(Records from a data collection)
━━━

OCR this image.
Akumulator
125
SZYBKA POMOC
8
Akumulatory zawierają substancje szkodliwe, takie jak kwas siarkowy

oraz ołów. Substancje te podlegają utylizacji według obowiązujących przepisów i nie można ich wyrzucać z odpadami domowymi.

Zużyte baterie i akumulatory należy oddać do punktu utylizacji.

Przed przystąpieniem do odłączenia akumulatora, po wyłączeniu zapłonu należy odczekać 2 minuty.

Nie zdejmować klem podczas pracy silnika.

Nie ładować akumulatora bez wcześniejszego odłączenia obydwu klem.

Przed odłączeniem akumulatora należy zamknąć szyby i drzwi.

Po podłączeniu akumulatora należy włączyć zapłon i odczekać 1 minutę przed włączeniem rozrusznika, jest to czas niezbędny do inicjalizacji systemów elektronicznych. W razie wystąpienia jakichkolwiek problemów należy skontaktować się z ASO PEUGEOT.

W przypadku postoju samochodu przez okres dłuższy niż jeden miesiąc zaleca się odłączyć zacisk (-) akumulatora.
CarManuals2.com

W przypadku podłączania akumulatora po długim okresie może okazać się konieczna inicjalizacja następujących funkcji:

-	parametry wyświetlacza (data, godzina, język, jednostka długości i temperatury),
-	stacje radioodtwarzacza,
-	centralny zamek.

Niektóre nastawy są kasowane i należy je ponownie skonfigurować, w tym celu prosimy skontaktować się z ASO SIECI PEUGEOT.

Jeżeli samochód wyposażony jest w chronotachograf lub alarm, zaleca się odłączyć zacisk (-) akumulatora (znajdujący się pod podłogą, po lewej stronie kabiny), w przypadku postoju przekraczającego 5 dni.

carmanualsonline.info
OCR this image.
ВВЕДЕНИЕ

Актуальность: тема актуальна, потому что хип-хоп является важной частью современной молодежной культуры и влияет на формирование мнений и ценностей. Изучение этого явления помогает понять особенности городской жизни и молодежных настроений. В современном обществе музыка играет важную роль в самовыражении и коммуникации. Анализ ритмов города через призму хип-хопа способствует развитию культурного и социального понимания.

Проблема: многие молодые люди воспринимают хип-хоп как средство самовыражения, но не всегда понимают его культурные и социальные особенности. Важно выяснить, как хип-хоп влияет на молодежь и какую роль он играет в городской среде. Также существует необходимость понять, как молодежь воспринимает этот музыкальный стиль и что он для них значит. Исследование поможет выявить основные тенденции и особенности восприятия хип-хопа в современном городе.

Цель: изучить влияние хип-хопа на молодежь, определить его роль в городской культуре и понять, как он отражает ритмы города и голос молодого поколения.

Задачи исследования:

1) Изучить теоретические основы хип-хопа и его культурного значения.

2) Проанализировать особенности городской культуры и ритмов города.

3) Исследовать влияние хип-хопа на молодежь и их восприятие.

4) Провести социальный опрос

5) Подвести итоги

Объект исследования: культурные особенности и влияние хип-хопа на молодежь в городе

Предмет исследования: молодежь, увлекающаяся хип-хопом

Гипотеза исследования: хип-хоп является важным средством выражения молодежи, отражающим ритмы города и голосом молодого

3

━━━

* [WHAT THIS TASK INVOLVES]:
Search the lines above for the string "молодежь", then show every one that has it.

* [THE RESULT]:
Проблема: многие молодые люди воспринимают хип-хоп как средство самовыражения, но не всегда понимают его культурные и социальные особенности. Важно выяснить, как хип-хоп влияет на молодежь и какую роль он играет в городской среде. Также существует необходимость понять, как молодежь воспринимает этот музыкальный стиль и что он для них значит. Исследование поможет выявить основные тенденции и особенности восприятия хип-хопа в современном городе.
Цель: изучить влияние хип-хопа на молодежь, определить его роль в городской культуре и понять, как он отражает ритмы города и голос молодого поколения.
3) Исследовать влияние хип-хопа на молодежь и их восприятие.
Объект исследования: культурные особенности и влияние хип-хопа на молодежь в городе
Предмет исследования: молодежь, увлекающаяся хип-хопом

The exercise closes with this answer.